▶ _TASK PROMPT_:
An exact copy of every record is needed.

Records that describe figures

==*==

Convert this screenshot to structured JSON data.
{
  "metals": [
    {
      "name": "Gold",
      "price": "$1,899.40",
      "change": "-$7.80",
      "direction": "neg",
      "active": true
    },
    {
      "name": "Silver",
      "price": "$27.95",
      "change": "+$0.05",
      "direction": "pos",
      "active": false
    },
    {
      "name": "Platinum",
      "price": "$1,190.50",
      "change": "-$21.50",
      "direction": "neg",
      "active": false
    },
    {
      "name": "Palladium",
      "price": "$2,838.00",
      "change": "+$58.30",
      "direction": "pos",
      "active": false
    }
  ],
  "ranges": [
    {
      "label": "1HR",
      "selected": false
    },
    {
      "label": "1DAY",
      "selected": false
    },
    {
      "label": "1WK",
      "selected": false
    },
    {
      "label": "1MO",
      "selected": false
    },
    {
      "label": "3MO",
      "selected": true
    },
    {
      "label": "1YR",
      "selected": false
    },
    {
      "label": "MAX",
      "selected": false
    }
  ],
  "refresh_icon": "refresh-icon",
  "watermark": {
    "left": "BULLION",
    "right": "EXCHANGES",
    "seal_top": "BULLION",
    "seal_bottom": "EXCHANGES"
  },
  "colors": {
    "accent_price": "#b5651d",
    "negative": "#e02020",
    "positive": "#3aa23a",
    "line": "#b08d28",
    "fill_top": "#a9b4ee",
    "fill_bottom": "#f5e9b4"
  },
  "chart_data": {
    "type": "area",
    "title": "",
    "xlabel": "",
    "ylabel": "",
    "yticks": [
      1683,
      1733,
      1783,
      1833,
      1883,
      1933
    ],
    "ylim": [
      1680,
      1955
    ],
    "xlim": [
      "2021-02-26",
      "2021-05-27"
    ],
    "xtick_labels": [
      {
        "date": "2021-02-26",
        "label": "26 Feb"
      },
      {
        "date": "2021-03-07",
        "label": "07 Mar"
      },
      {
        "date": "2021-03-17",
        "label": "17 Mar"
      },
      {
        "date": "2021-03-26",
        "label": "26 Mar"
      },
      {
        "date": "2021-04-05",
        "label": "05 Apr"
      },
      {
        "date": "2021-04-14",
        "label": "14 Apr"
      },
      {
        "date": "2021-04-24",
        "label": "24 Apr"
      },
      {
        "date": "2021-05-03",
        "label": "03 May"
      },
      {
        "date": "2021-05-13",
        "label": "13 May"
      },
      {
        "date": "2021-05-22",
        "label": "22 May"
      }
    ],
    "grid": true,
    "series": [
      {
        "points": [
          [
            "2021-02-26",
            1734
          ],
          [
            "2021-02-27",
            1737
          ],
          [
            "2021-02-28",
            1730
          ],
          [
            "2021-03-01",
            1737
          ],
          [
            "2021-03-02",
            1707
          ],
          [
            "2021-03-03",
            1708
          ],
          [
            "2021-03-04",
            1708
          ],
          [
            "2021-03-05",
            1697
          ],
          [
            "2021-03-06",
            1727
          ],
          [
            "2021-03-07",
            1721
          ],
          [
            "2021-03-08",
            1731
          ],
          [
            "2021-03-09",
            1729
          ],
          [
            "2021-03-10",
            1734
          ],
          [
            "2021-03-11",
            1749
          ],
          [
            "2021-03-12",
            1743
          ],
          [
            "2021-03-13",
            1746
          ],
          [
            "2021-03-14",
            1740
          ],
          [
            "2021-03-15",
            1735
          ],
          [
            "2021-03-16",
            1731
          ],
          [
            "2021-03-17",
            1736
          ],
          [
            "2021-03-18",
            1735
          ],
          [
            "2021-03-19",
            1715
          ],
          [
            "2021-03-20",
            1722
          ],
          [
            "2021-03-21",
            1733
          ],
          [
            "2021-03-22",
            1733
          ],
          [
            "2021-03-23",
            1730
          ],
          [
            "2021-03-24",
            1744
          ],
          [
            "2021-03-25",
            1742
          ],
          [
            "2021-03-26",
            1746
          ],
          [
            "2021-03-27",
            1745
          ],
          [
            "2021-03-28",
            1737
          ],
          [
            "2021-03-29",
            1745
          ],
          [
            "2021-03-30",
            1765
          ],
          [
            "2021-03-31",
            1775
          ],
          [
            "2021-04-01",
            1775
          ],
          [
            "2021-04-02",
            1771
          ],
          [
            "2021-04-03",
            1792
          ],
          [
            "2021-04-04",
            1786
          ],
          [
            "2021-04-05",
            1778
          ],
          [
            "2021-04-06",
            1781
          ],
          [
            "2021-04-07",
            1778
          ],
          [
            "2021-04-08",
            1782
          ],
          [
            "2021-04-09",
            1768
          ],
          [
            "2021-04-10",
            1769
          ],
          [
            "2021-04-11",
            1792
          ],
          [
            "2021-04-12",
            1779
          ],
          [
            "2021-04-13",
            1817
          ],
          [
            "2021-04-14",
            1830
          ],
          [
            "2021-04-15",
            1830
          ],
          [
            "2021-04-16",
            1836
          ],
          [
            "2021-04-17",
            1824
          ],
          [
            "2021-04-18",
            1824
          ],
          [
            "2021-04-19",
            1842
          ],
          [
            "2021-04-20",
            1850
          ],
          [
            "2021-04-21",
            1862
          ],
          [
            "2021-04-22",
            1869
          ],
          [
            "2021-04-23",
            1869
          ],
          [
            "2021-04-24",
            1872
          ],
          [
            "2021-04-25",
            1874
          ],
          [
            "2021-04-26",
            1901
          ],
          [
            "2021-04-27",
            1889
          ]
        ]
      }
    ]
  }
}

==*==

▶ _RESPONSE_:
Convert this screenshot to structured JSON data.
{
  "metals": [
    {
      "name": "Gold",
      "price": "$1,899.40",
      "change": "-$7.80",
      "direction": "neg",
      "active": true
    },
    {
      "name": "Silver",
      "price": "$27.95",
      "change": "+$0.05",
      "direction": "pos",
      "active": false
    },
    {
      "name": "Platinum",
      "price": "$1,190.50",
      "change": "-$21.50",
      "direction": "neg",
      "active": false
    },
    {
      "name": "Palladium",
      "price": "$2,838.00",
      "change": "+$58.30",
      "direction": "pos",
      "active": false
    }
  ],
  "ranges": [
    {
      "label": "1HR",
      "selected": false
    },
    {
      "label": "1DAY",
      "selected": false
    },
    {
      "label": "1WK",
      "selected": false
    },
    {
      "label": "1MO",
      "selected": false
    },
    {
      "label": "3MO",
      "selected": true
    },
    {
      "label": "1YR",
      "selected": false
    },
    {
      "label": "MAX",
      "selected": false
    }
  ],
  "refresh_icon": "refresh-icon",
  "watermark": {
    "left": "BULLION",
    "right": "EXCHANGES",
    "seal_top": "BULLION",
    "seal_bottom": "EXCHANGES"
  },
  "colors": {
    "accent_price": "#b5651d",
    "negative": "#e02020",
    "positive": "#3aa23a",
    "line": "#b08d28",
    "fill_top": "#a9b4ee",
    "fill_bottom": "#f5e9b4"
  },
  "chart_data": {
    "type": "area",
    "title": "",
    "xlabel": "",
    "ylabel": "",
    "yticks": [
      1683,
      1733,
      1783,
      1833,
      1883,
      1933
    ],
    "ylim": [
      1680,
      1955
    ],
    "xlim": [
      "2021-02-26",
      "2021-05-27"
    ],
    "xtick_labels": [
      {
        "date": "2021-02-26",
        "label": "26 Feb"
      },
      {
        "date": "2021-03-07",
        "label": "07 Mar"
      },
      {
        "date": "2021-03-17",
        "label": "17 Mar"
      },
      {
        "date": "2021-03-26",
        "label": "26 Mar"
      },
      {
        "date": "2021-04-05",
        "label": "05 Apr"
      },
      {
        "date": "2021-04-14",
        "label": "14 Apr"
      },
      {
        "date": "2021-04-24",
        "label": "24 Apr"
      },
      {
        "date": "2021-05-03",
        "label": "03 May"
      },
      {
        "date": "2021-05-13",
        "label": "13 May"
      },
      {
        "date": "2021-05-22",
        "label": "22 May"
      }
    ],
    "grid": true,
    "series": [
      {
        "points": [
          [
            "2021-02-26",
            1734
          ],
          [
            "2021-02-27",
            1737
          ],
          [
            "2021-02-28",
            1730
          ],
          [
            "2021-03-01",
            1737
          ],
          [
            "2021-03-02",
            1707
          ],
          [
            "2021-03-03",
            1708
          ],
          [
            "2021-03-04",
            1708
          ],
          [
            "2021-03-05",
            1697
          ],
          [
            "2021-03-06",
            1727
          ],
          [
            "2021-03-07",
            1721
          ],
          [
            "2021-03-08",
            1731
          ],
          [
            "2021-03-09",
            1729
          ],
          [
            "2021-03-10",
            1734
          ],
          [
            "2021-03-11",
            1749
          ],
          [
            "2021-03-12",
            1743
          ],
          [
            "2021-03-13",
            1746
          ],
          [
            "2021-03-14",
            1740
          ],
          [
            "2021-03-15",
            1735
          ],
          [
            "2021-03-16",
            1731
          ],
          [
            "2021-03-17",
            1736
          ],
          [
            "2021-03-18",
            1735
          ],
          [
            "2021-03-19",
            1715
          ],
          [
            "2021-03-20",
            1722
          ],
          [
            "2021-03-21",
            1733
          ],
          [
            "2021-03-22",
            1733
          ],
          [
            "2021-03-23",
            1730
          ],
          [
            "2021-03-24",
            1744
          ],
          [
            "2021-03-25",
            1742
          ],
          [
            "2021-03-26",
            1746
          ],
          [
            "2021-03-27",
            1745
          ],
          [
            "2021-03-28",
            1737
          ],
          [
            "2021-03-29",
            1745
          ],
          [
            "2021-03-30",
            1765
          ],
          [
            "2021-03-31",
            1775
          ],
          [
            "2021-04-01",
            1775
          ],
          [
            "2021-04-02",
            1771
          ],
          [
            "2021-04-03",
            1792
          ],
          [
            "2021-04-04",
            1786
          ],
          [
            "2021-04-05",
            1778
          ],
          [
            "2021-04-06",
            1781
          ],
          [
            "2021-04-07",
            1778
          ],
          [
            "2021-04-08",
            1782
          ],
          [
            "2021-04-09",
            1768
          ],
          [
            "2021-04-10",
            1769
          ],
          [
            "2021-04-11",
            1792
          ],
          [
            "2021-04-12",
            1779
          ],
          [
            "2021-04-13",
            1817
          ],
          [
            "2021-04-14",
            1830
          ],
          [
            "2021-04-15",
            1830
          ],
          [
            "2021-04-16",
            1836
          ],
          [
            "2021-04-17",
            1824
          ],
          [
            "2021-04-18",
            1824
          ],
          [
            "2021-04-19",
            1842
          ],
          [
            "2021-04-20",
            1850
          ],
          [
            "2021-04-21",
            1862
          ],
          [
            "2021-04-22",
            1869
          ],
          [
            "2021-04-23",
            1869
          ],
          [
            "2021-04-24",
            1872
          ],
          [
            "2021-04-25",
            1874
          ],
          [
            "2021-04-26",
            1901
          ],
          [
            "2021-04-27",
            1889
          ]
        ]
      }
    ]
  }
}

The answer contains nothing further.